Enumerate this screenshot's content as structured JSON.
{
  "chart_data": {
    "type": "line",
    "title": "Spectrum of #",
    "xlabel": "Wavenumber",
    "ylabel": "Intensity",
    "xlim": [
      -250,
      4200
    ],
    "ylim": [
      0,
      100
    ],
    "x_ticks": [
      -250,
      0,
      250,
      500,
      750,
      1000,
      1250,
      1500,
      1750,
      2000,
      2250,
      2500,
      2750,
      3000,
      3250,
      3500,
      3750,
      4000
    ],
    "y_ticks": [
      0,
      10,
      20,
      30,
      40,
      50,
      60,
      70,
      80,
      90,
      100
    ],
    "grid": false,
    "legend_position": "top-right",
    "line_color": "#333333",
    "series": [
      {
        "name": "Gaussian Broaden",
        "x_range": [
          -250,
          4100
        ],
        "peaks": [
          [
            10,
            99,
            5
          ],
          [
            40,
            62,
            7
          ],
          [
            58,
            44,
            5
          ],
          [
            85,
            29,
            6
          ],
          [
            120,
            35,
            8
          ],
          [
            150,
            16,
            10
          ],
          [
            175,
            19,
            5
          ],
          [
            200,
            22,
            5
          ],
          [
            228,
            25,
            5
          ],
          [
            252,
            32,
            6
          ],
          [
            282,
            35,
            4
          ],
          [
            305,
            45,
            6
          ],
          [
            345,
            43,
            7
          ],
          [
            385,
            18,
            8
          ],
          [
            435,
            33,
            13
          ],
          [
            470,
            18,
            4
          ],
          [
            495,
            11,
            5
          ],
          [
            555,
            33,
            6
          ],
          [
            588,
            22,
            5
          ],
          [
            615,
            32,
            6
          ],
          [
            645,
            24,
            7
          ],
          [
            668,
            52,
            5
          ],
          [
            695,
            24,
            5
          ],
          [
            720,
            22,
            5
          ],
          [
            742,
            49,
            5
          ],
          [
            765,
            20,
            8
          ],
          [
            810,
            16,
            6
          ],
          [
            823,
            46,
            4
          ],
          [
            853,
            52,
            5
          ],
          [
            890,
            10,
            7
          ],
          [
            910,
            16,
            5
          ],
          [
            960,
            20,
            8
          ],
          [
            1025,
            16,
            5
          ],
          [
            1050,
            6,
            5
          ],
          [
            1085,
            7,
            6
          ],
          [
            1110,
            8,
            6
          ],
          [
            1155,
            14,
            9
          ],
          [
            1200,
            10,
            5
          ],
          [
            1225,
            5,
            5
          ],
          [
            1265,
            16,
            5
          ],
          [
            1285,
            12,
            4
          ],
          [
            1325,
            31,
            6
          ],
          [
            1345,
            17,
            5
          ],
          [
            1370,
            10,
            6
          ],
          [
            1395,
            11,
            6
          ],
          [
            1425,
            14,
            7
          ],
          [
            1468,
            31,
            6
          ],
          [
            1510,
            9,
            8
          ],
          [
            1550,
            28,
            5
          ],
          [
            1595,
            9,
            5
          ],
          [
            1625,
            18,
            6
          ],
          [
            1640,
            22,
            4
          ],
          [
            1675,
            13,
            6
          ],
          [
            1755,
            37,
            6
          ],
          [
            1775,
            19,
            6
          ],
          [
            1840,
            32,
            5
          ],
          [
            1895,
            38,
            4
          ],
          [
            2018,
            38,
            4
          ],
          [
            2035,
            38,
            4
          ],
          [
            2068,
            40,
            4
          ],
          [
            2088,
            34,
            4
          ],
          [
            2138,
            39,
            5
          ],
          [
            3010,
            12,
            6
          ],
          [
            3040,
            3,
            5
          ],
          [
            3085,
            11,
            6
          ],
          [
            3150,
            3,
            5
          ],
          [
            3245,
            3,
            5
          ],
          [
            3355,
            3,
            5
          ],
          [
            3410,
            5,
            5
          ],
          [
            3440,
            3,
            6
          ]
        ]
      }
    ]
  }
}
^^^^^^^^^^^^^^^^
◆ Directive ◆
Give an exact repetition of all the material.

◆ Answer in full ◆
Enumerate this screenshot's content as structured JSON.
{
  "chart_data": {
    "type": "line",
    "title": "Spectrum of #",
    "xlabel": "Wavenumber",
    "ylabel": "Intensity",
    "xlim": [
      -250,
      4200
    ],
    "ylim": [
      0,
      100
    ],
    "x_ticks": [
      -250,
      0,
      250,
      500,
      750,
      1000,
      1250,
      1500,
      1750,
      2000,
      2250,
      2500,
      2750,
      3000,
      3250,
      3500,
      3750,
      4000
    ],
    "y_ticks": [
      0,
      10,
      20,
      30,
      40,
      50,
      60,
      70,
      80,
      90,
      100
    ],
    "grid": false,
    "legend_position": "top-right",
    "line_color": "#333333",
    "series": [
      {
        "name": "Gaussian Broaden",
        "x_range": [
          -250,
          4100
        ],
        "peaks": [
          [
            10,
            99,
            5
          ],
          [
            40,
            62,
            7
          ],
          [
            58,
            44,
            5
          ],
          [
            85,
            29,
            6
          ],
          [
            120,
            35,
            8
          ],
          [
            150,
            16,
            10
          ],
          [
            175,
            19,
            5
          ],
          [
            200,
            22,
            5
          ],
          [
            228,
            25,
            5
          ],
          [
            252,
            32,
            6
          ],
          [
            282,
            35,
            4
          ],
          [
            305,
            45,
            6
          ],
          [
            345,
            43,
            7
          ],
          [
            385,
            18,
            8
          ],
          [
            435,
            33,
            13
          ],
          [
            470,
            18,
            4
          ],
          [
            495,
            11,
            5
          ],
          [
            555,
            33,
            6
          ],
          [
            588,
            22,
            5
          ],
          [
            615,
            32,
            6
          ],
          [
            645,
            24,
            7
          ],
          [
            668,
            52,
            5
          ],
          [
            695,
            24,
            5
          ],
          [
            720,
            22,
            5
          ],
          [
            742,
            49,
            5
          ],
          [
            765,
            20,
            8
          ],
          [
            810,
            16,
            6
          ],
          [
            823,
            46,
            4
          ],
          [
            853,
            52,
            5
          ],
          [
            890,
            10,
            7
          ],
          [
            910,
            16,
            5
          ],
          [
            960,
            20,
            8
          ],
          [
            1025,
            16,
            5
          ],
          [
            1050,
            6,
            5
          ],
          [
            1085,
            7,
            6
          ],
          [
            1110,
            8,
            6
          ],
          [
            1155,
            14,
            9
          ],
          [
            1200,
            10,
            5
          ],
          [
            1225,
            5,
            5
          ],
          [
            1265,
            16,
            5
          ],
          [
            1285,
            12,
            4
          ],
          [
            1325,
            31,
            6
          ],
          [
            1345,
            17,
            5
          ],
          [
            1370,
            10,
            6
          ],
          [
            1395,
            11,
            6
          ],
          [
            1425,
            14,
            7
          ],
          [
            1468,
            31,
            6
          ],
          [
            1510,
            9,
            8
          ],
          [
            1550,
            28,
            5
          ],
          [
            1595,
            9,
            5
          ],
          [
            1625,
            18,
            6
          ],
          [
            1640,
            22,
            4
          ],
          [
            1675,
            13,
            6
          ],
          [
            1755,
            37,
            6
          ],
          [
            1775,
            19,
            6
          ],
          [
            1840,
            32,
            5
          ],
          [
            1895,
            38,
            4
          ],
          [
            2018,
            38,
            4
          ],
          [
            2035,
            38,
            4
          ],
          [
            2068,
            40,
            4
          ],
          [
            2088,
            34,
            4
          ],
          [
            2138,
            39,
            5
          ],
          [
            3010,
            12,
            6
          ],
          [
            3040,
            3,
            5
          ],
          [
            3085,
            11,
            6
          ],
          [
            3150,
            3,
            5
          ],
          [
            3245,
            3,
            5
          ],
          [
            3355,
            3,
            5
          ],
          [
            3410,
            5,
            5
          ],
          [
            3440,
            3,
            6
          ]
        ]
      }
    ]
  }
}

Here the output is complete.